▶ _Record extracts_
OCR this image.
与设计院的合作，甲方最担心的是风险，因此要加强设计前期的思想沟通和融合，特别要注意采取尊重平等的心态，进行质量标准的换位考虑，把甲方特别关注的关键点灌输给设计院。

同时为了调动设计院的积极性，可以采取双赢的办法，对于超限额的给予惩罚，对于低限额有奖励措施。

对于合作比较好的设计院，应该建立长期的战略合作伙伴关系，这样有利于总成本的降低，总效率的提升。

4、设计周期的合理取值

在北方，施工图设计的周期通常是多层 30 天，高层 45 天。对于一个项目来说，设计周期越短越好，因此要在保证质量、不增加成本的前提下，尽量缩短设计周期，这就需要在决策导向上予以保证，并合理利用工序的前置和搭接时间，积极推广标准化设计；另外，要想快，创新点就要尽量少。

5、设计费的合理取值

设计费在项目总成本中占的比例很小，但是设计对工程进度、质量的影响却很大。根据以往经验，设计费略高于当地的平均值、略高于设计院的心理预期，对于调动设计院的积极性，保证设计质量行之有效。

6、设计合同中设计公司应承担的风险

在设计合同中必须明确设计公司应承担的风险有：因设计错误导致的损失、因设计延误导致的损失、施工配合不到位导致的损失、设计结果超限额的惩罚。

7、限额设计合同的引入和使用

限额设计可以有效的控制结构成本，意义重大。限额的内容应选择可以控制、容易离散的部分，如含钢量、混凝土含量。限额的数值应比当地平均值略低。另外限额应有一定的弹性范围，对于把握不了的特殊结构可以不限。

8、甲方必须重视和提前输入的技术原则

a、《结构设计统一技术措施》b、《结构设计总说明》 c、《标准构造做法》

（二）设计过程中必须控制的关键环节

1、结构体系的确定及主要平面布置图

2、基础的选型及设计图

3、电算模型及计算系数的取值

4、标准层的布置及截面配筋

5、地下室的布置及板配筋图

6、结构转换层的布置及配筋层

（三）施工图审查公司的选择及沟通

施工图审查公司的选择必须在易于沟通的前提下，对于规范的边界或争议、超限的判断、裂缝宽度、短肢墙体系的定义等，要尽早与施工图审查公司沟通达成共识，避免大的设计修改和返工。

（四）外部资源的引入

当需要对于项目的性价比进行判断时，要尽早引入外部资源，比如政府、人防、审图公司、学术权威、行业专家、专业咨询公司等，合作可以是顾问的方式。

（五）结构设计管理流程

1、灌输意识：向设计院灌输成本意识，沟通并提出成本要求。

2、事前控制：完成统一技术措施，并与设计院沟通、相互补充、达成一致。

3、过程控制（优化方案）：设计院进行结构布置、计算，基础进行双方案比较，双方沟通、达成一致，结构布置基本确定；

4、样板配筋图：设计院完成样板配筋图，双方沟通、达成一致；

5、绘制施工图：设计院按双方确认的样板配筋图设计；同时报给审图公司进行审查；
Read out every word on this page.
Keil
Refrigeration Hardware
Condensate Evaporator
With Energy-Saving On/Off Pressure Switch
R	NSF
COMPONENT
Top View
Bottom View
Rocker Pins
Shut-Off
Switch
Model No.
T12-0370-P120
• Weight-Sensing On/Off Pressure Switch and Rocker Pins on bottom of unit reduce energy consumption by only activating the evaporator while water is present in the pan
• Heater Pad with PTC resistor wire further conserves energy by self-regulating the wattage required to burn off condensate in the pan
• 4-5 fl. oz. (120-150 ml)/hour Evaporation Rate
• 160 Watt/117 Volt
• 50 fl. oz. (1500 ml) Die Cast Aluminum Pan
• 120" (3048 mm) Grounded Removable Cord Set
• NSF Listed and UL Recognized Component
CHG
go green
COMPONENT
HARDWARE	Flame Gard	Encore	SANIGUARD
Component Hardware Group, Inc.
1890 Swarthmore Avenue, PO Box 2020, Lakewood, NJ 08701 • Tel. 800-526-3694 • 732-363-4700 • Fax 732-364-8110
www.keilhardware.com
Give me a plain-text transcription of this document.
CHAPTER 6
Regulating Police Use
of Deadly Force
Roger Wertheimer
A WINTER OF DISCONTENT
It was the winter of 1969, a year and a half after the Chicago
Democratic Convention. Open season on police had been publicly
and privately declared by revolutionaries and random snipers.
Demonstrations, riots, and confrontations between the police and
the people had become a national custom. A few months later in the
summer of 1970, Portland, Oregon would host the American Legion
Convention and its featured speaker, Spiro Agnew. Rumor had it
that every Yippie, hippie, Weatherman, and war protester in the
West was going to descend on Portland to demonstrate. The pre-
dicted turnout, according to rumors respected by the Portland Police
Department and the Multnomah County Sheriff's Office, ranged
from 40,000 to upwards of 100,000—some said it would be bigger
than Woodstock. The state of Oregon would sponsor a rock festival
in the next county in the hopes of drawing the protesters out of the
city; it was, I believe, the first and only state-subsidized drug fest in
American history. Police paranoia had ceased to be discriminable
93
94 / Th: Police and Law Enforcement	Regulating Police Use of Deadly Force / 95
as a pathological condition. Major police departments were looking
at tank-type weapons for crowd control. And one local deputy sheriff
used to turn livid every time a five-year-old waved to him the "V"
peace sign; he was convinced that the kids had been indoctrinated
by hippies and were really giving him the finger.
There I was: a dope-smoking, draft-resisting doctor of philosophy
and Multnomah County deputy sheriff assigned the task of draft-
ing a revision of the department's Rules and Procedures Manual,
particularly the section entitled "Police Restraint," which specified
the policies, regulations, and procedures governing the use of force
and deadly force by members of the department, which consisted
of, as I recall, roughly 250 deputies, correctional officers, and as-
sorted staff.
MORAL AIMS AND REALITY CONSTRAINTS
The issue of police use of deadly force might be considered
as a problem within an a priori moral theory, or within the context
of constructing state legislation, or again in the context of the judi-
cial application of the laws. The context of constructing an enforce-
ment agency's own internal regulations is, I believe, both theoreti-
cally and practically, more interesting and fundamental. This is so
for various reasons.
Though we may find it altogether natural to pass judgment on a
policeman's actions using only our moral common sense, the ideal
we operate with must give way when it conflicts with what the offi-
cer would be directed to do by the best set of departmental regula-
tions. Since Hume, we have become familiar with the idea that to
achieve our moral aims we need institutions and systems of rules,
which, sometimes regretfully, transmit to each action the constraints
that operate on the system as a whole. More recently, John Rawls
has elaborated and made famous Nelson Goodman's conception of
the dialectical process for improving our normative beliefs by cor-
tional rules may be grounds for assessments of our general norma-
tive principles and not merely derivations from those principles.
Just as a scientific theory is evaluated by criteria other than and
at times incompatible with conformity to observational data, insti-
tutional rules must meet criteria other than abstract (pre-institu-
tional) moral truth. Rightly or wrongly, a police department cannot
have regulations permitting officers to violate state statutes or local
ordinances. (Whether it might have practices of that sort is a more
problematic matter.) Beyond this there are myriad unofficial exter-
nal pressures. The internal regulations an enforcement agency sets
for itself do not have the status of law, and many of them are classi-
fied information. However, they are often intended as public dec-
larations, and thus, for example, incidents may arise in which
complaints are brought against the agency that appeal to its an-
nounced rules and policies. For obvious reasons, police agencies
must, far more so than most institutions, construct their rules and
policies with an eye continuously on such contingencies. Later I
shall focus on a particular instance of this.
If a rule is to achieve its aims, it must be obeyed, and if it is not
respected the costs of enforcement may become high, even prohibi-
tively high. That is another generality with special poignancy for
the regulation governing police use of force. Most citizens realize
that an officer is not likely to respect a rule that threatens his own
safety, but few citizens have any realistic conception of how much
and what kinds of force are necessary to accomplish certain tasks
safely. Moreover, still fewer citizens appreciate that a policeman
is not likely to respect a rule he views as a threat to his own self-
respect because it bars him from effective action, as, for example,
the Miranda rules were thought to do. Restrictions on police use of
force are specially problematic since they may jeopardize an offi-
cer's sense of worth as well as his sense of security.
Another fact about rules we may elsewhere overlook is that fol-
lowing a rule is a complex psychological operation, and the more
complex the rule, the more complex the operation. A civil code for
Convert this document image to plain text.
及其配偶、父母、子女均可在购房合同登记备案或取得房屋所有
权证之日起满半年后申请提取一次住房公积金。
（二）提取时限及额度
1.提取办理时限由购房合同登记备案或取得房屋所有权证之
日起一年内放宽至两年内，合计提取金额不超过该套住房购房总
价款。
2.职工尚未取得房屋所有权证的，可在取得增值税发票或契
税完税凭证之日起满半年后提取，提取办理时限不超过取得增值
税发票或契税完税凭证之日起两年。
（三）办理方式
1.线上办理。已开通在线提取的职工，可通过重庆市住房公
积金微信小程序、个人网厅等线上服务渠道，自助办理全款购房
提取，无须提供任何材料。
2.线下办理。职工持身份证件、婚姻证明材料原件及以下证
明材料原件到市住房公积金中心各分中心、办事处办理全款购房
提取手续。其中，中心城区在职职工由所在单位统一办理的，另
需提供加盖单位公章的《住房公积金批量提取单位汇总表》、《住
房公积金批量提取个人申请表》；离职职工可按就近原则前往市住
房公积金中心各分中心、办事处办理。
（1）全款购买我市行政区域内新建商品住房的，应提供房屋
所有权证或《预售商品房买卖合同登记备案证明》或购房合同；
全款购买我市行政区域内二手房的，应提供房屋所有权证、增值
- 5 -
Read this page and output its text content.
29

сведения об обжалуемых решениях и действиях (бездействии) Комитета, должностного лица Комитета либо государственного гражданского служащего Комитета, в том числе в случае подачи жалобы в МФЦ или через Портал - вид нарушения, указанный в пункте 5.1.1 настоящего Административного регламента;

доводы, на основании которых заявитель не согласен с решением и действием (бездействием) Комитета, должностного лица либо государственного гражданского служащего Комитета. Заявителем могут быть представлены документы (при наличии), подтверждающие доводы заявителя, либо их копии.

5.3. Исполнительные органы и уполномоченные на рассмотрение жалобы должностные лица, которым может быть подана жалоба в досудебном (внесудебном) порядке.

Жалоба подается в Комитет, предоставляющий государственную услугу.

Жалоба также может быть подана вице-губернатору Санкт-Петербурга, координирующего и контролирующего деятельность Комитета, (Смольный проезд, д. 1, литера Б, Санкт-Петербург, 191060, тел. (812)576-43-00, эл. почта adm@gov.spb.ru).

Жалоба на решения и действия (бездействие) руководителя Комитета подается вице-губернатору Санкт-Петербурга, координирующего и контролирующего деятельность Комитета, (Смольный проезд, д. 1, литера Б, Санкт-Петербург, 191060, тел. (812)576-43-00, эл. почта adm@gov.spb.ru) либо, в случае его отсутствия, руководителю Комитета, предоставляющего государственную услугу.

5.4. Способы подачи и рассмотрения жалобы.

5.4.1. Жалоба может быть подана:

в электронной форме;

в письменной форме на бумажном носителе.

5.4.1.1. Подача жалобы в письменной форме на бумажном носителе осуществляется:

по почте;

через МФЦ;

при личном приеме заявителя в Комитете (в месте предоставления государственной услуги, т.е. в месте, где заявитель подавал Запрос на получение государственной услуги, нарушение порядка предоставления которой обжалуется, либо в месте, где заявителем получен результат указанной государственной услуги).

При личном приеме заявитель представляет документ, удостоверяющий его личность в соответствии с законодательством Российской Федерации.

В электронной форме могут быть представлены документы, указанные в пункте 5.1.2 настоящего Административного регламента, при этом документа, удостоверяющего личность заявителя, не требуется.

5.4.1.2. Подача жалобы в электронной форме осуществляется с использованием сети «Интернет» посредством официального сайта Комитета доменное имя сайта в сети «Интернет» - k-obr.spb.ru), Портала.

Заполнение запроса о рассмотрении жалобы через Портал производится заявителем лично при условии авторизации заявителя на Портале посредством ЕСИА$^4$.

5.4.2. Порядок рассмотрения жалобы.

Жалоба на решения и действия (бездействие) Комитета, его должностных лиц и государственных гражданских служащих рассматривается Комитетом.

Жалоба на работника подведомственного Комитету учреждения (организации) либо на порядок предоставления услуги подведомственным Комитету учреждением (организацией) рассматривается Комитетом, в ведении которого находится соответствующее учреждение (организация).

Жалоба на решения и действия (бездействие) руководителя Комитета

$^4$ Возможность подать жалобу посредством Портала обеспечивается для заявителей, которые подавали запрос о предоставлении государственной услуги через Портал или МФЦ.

▶ _Exercise_
Search the data above for the word "were", then gather each line in which it appears.

▶ _Output for this task_
as a pathological condition. Major police departments were looking
by hippies and were really giving him the finger.
the Miranda rules were thought to do. Restrictions on police use of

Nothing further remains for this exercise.